[Dataset entries on figures]
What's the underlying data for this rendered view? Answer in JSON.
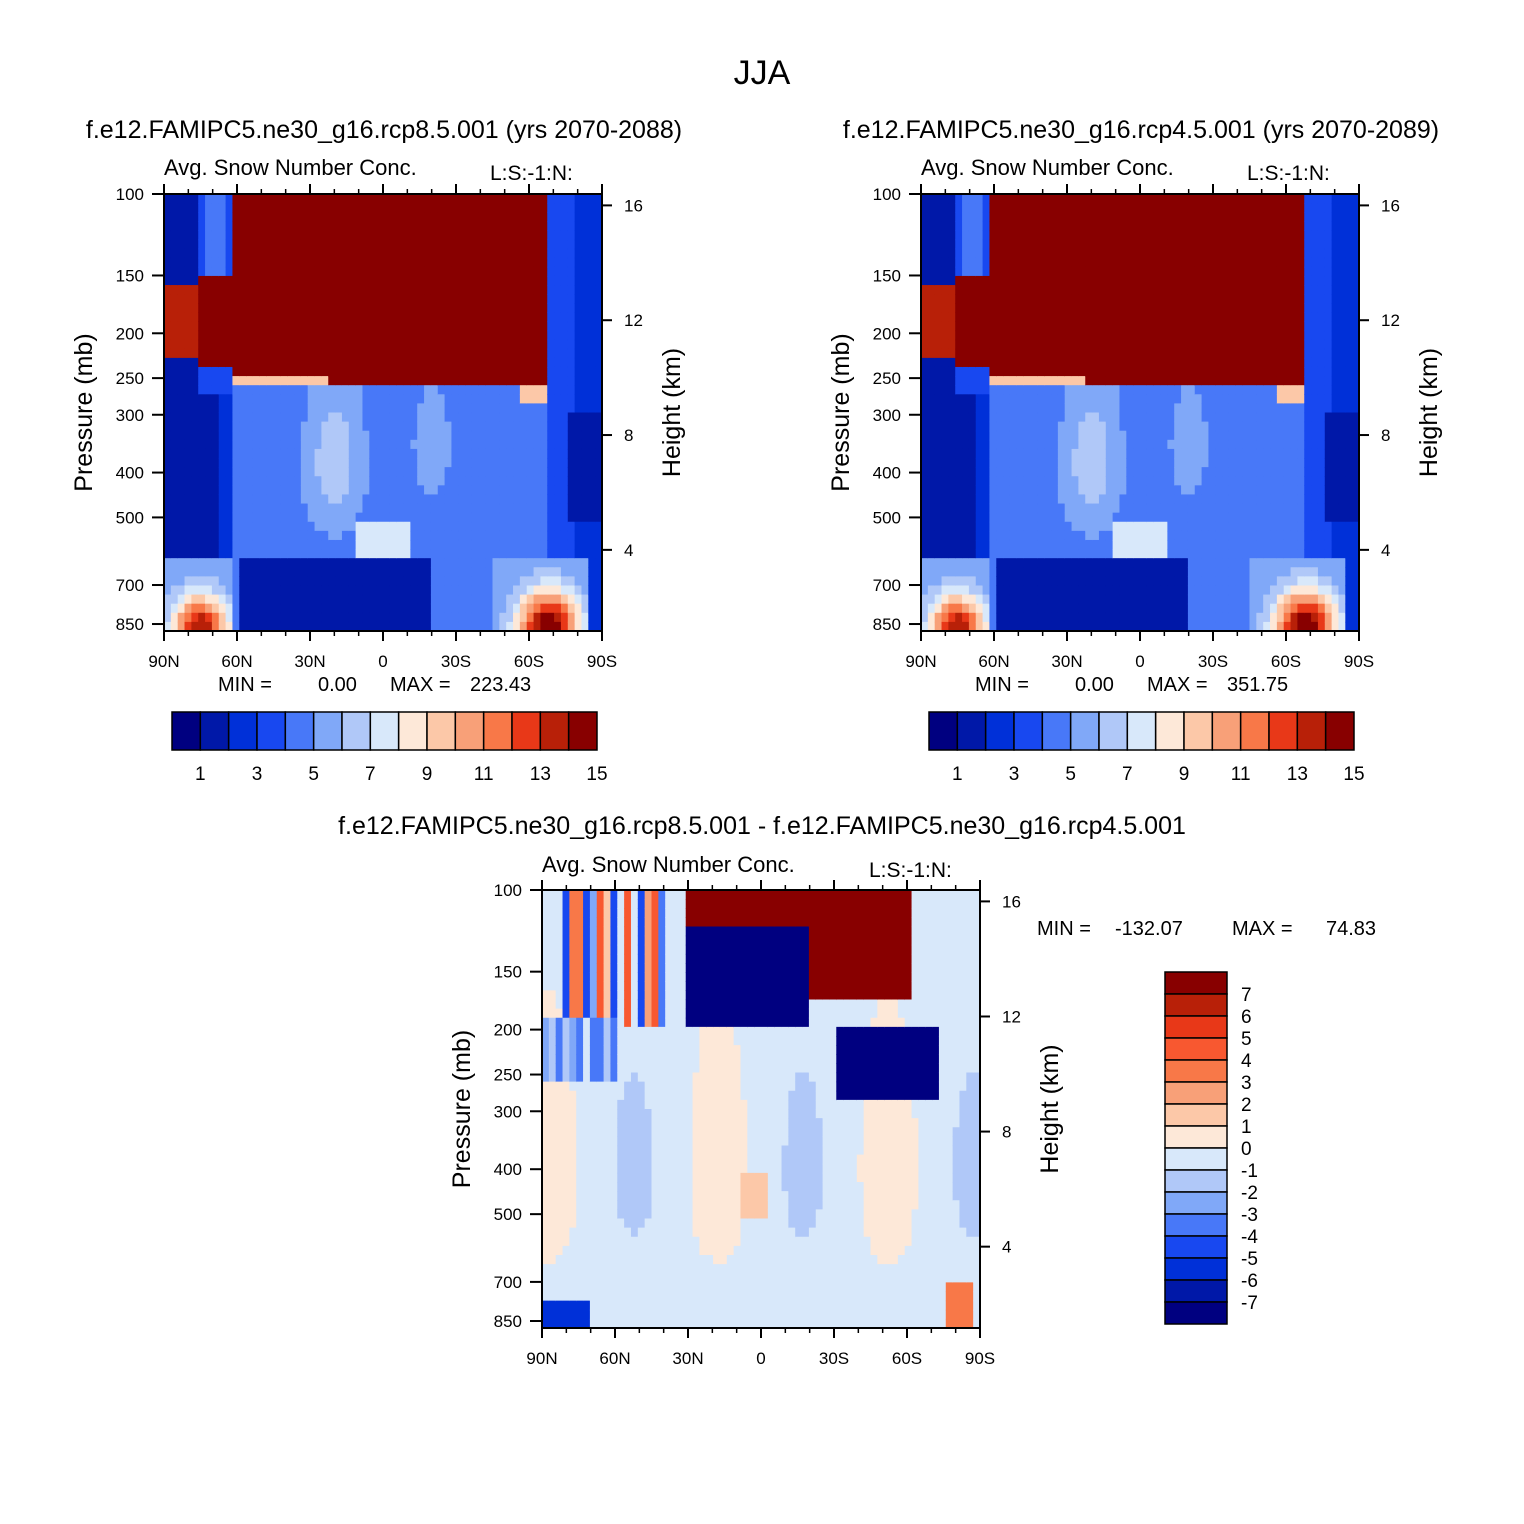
{
  "figure_title": "JJA",
  "colors": {
    "seq15": [
      "#000080",
      "#0018a8",
      "#0030d8",
      "#1848f0",
      "#4878f8",
      "#80a8f8",
      "#b0c8f8",
      "#d8e8fa",
      "#fde8d8",
      "#fcc8a8",
      "#f8a078",
      "#f87848",
      "#e83818",
      "#b82008",
      "#880000"
    ],
    "diff16": [
      "#000080",
      "#0018a8",
      "#0030d8",
      "#1848f0",
      "#4878f8",
      "#80a8f8",
      "#b0c8f8",
      "#d8e8fa",
      "#fde8d8",
      "#fcc8a8",
      "#f8a078",
      "#f87848",
      "#f85830",
      "#e83818",
      "#b82008",
      "#880000"
    ]
  },
  "chart_data": [
    {
      "type": "heatmap",
      "case_title": "f.e12.FAMIPC5.ne30_g16.rcp8.5.001 (yrs 2070-2088)",
      "variable": "Avg. Snow Number Conc.",
      "units": "L:S:-1:N:",
      "ylabel": "Pressure (mb)",
      "ylabel_right": "Height (km)",
      "xticks": [
        "90N",
        "60N",
        "30N",
        "0",
        "30S",
        "60S",
        "90S"
      ],
      "yticks": [
        "100",
        "150",
        "200",
        "250",
        "300",
        "400",
        "500",
        "700",
        "850"
      ],
      "yticks_right": [
        "16",
        "12",
        "8",
        "4"
      ],
      "stats": {
        "min_label": "MIN =",
        "min_value": "0.00",
        "max_label": "MAX =",
        "max_value": "223.43"
      },
      "colorbar_labels": [
        "1",
        "3",
        "5",
        "7",
        "9",
        "11",
        "13",
        "15"
      ],
      "variant": "a"
    },
    {
      "type": "heatmap",
      "case_title": "f.e12.FAMIPC5.ne30_g16.rcp4.5.001 (yrs 2070-2089)",
      "variable": "Avg. Snow Number Conc.",
      "units": "L:S:-1:N:",
      "ylabel": "Pressure (mb)",
      "ylabel_right": "Height (km)",
      "xticks": [
        "90N",
        "60N",
        "30N",
        "0",
        "30S",
        "60S",
        "90S"
      ],
      "yticks": [
        "100",
        "150",
        "200",
        "250",
        "300",
        "400",
        "500",
        "700",
        "850"
      ],
      "yticks_right": [
        "16",
        "12",
        "8",
        "4"
      ],
      "stats": {
        "min_label": "MIN =",
        "min_value": "0.00",
        "max_label": "MAX =",
        "max_value": "351.75"
      },
      "colorbar_labels": [
        "1",
        "3",
        "5",
        "7",
        "9",
        "11",
        "13",
        "15"
      ],
      "variant": "b"
    },
    {
      "type": "heatmap",
      "case_title": "f.e12.FAMIPC5.ne30_g16.rcp8.5.001 - f.e12.FAMIPC5.ne30_g16.rcp4.5.001",
      "variable": "Avg. Snow Number Conc.",
      "units": "L:S:-1:N:",
      "ylabel": "Pressure (mb)",
      "ylabel_right": "Height (km)",
      "xticks": [
        "90N",
        "60N",
        "30N",
        "0",
        "30S",
        "60S",
        "90S"
      ],
      "yticks": [
        "100",
        "150",
        "200",
        "250",
        "300",
        "400",
        "500",
        "700",
        "850"
      ],
      "yticks_right": [
        "16",
        "12",
        "8",
        "4"
      ],
      "stats": {
        "min_label": "MIN =",
        "min_value": "-132.07",
        "max_label": "MAX =",
        "max_value": "74.83"
      },
      "colorbar_labels": [
        "7",
        "6",
        "5",
        "4",
        "3",
        "2",
        "1",
        "0",
        "-1",
        "-2",
        "-3",
        "-4",
        "-5",
        "-6",
        "-7"
      ],
      "variant": "diff"
    }
  ]
}
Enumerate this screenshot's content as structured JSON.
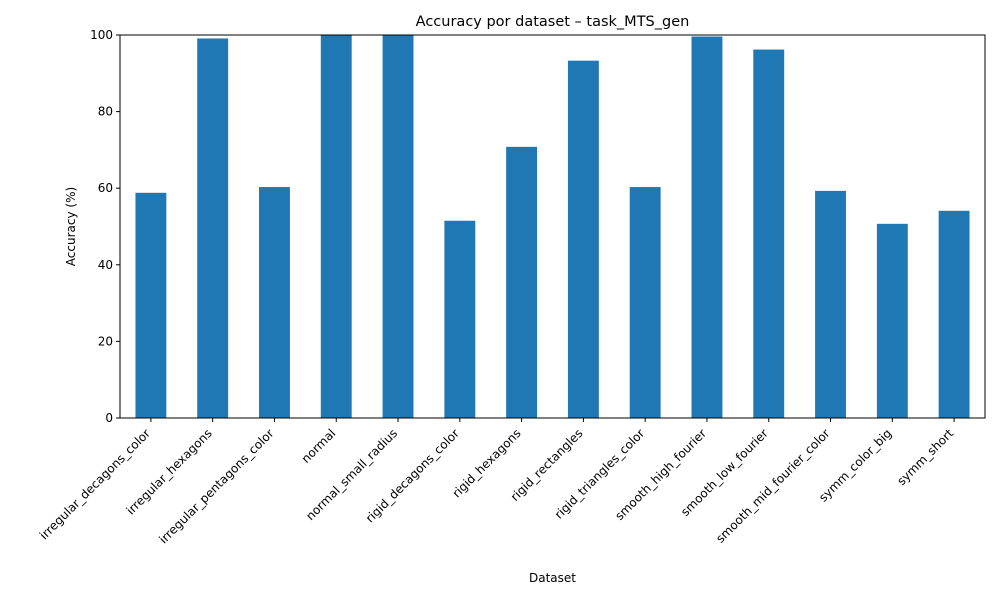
{
  "chart_data": {
    "type": "bar",
    "title": "Accuracy por dataset – task_MTS_gen",
    "xlabel": "Dataset",
    "ylabel": "Accuracy (%)",
    "ylim": [
      0,
      100
    ],
    "yticks": [
      0,
      20,
      40,
      60,
      80,
      100
    ],
    "grid": false,
    "legend": false,
    "bar_color": "#1f77b4",
    "categories": [
      "irregular_decagons_color",
      "irregular_hexagons",
      "irregular_pentagons_color",
      "normal",
      "normal_small_radius",
      "rigid_decagons_color",
      "rigid_hexagons",
      "rigid_rectangles",
      "rigid_triangles_color",
      "smooth_high_fourier",
      "smooth_low_fourier",
      "smooth_mid_fourier_color",
      "symm_color_big",
      "symm_short"
    ],
    "values": [
      58.8,
      99.1,
      60.3,
      100.0,
      100.0,
      51.5,
      70.8,
      93.3,
      60.3,
      99.6,
      96.2,
      59.3,
      50.7,
      54.1
    ]
  }
}
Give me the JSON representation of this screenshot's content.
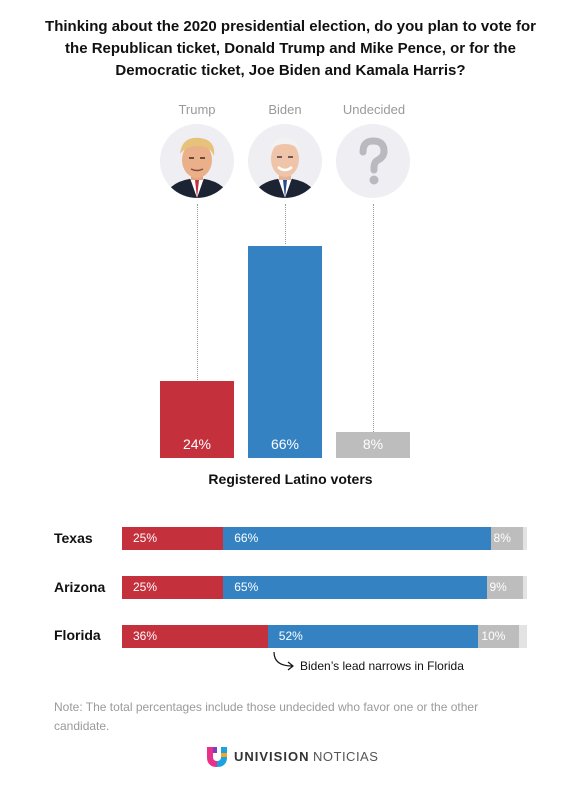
{
  "title": "Thinking about the 2020 presidential election, do you plan to vote for the Republican ticket, Donald Trump and Mike Pence, or for the Democratic ticket, Joe Biden and Kamala Harris?",
  "colors": {
    "trump": "#c5303d",
    "biden": "#3582c3",
    "undecided": "#bdbdbd",
    "track": "#e3e3e3"
  },
  "candidates": [
    {
      "name": "Trump",
      "icon": "trump-portrait-icon"
    },
    {
      "name": "Biden",
      "icon": "biden-portrait-icon"
    },
    {
      "name": "Undecided",
      "icon": "question-mark-icon"
    }
  ],
  "chart_data": [
    {
      "type": "bar",
      "categories": [
        "Trump",
        "Biden",
        "Undecided"
      ],
      "values": [
        24,
        66,
        8
      ],
      "labels": [
        "24%",
        "66%",
        "8%"
      ],
      "xlabel": "Registered Latino voters",
      "ylabel": "",
      "ylim": [
        0,
        100
      ]
    },
    {
      "type": "bar",
      "orientation": "horizontal-stacked",
      "categories": [
        "Texas",
        "Arizona",
        "Florida"
      ],
      "series": [
        {
          "name": "Trump",
          "values": [
            25,
            25,
            36
          ],
          "labels": [
            "25%",
            "25%",
            "36%"
          ]
        },
        {
          "name": "Biden",
          "values": [
            66,
            65,
            52
          ],
          "labels": [
            "66%",
            "65%",
            "52%"
          ]
        },
        {
          "name": "Undecided",
          "values": [
            8,
            9,
            10
          ],
          "labels": [
            "8%",
            "9%",
            "10%"
          ]
        }
      ],
      "xlim": [
        0,
        100
      ],
      "annotation": "Biden’s lead narrows in Florida"
    }
  ],
  "note": "Note: The total percentages include those undecided who favor one or the other candidate.",
  "logo": {
    "brand": "UNIVISION",
    "sub": "NOTICIAS"
  }
}
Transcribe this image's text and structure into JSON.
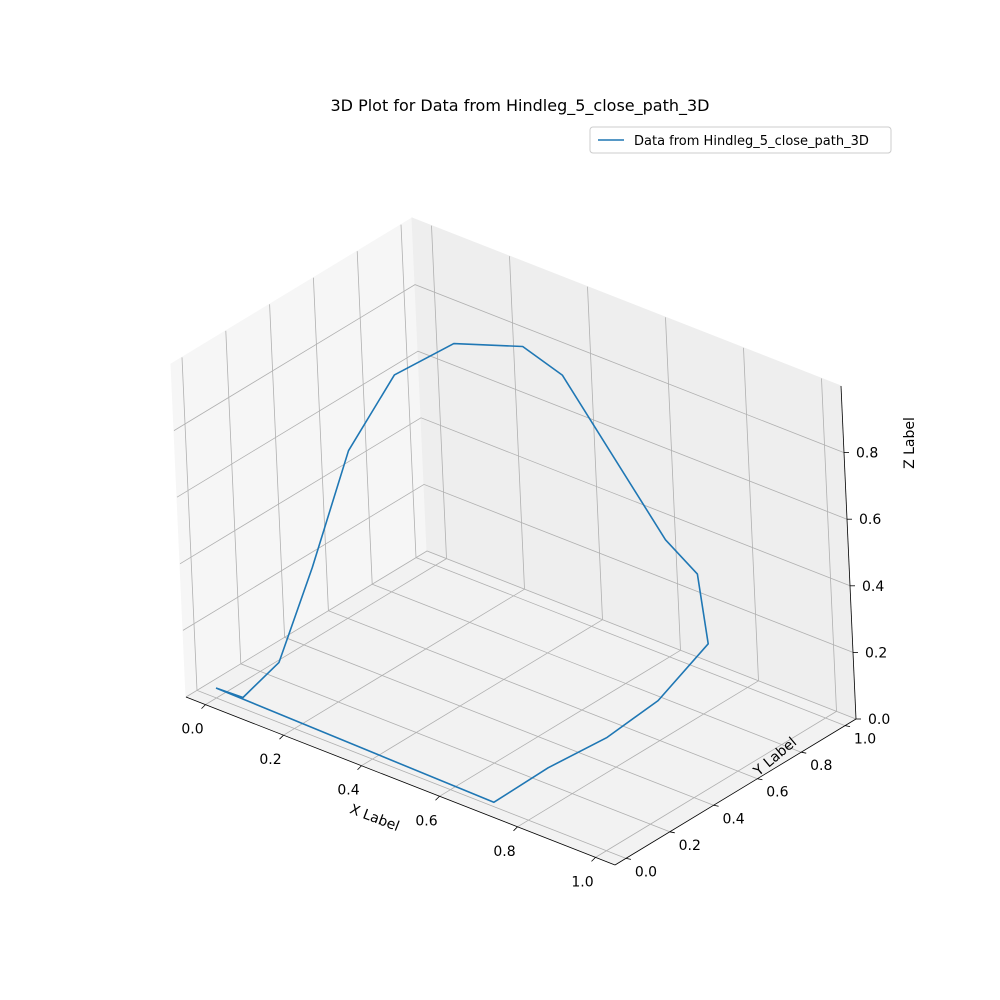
{
  "chart_data": {
    "type": "line3d",
    "title": "3D Plot for Data from Hindleg_5_close_path_3D",
    "xlabel": "X Label",
    "ylabel": "Y Label",
    "zlabel": "Z Label",
    "xlim": [
      -0.05,
      1.05
    ],
    "ylim": [
      -0.05,
      1.05
    ],
    "zlim": [
      0,
      1
    ],
    "xticks": [
      "0.0",
      "0.2",
      "0.4",
      "0.6",
      "0.8",
      "1.0"
    ],
    "yticks": [
      "0.0",
      "0.2",
      "0.4",
      "0.6",
      "0.8",
      "1.0"
    ],
    "zticks": [
      "0.0",
      "0.2",
      "0.4",
      "0.6",
      "0.8"
    ],
    "grid": true,
    "legend": "top-right",
    "series": [
      {
        "name": "Data from Hindleg_5_close_path_3D",
        "color": "#1f77b4",
        "points": [
          {
            "x": 0.0,
            "y": 0.0,
            "z": 0.03
          },
          {
            "x": 0.04,
            "y": 0.05,
            "z": 0.0
          },
          {
            "x": 0.05,
            "y": 0.2,
            "z": 0.05
          },
          {
            "x": 0.06,
            "y": 0.35,
            "z": 0.28
          },
          {
            "x": 0.08,
            "y": 0.5,
            "z": 0.58
          },
          {
            "x": 0.15,
            "y": 0.6,
            "z": 0.8
          },
          {
            "x": 0.25,
            "y": 0.7,
            "z": 0.9
          },
          {
            "x": 0.4,
            "y": 0.75,
            "z": 0.94
          },
          {
            "x": 0.5,
            "y": 0.75,
            "z": 0.9
          },
          {
            "x": 0.75,
            "y": 0.75,
            "z": 0.52
          },
          {
            "x": 0.8,
            "y": 0.8,
            "z": 0.42
          },
          {
            "x": 0.82,
            "y": 0.8,
            "z": 0.22
          },
          {
            "x": 0.8,
            "y": 0.6,
            "z": 0.12
          },
          {
            "x": 0.78,
            "y": 0.4,
            "z": 0.08
          },
          {
            "x": 0.74,
            "y": 0.2,
            "z": 0.05
          },
          {
            "x": 0.7,
            "y": 0.02,
            "z": 0.0
          },
          {
            "x": 0.0,
            "y": 0.0,
            "z": 0.03
          }
        ]
      }
    ]
  }
}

Exercise description: Identify which lines contain the word "screenshot" and copy each one.

Problem solution:
Enumerate this screenshot's content as structured JSON.
Give me the JSON representation of this screenshot's content.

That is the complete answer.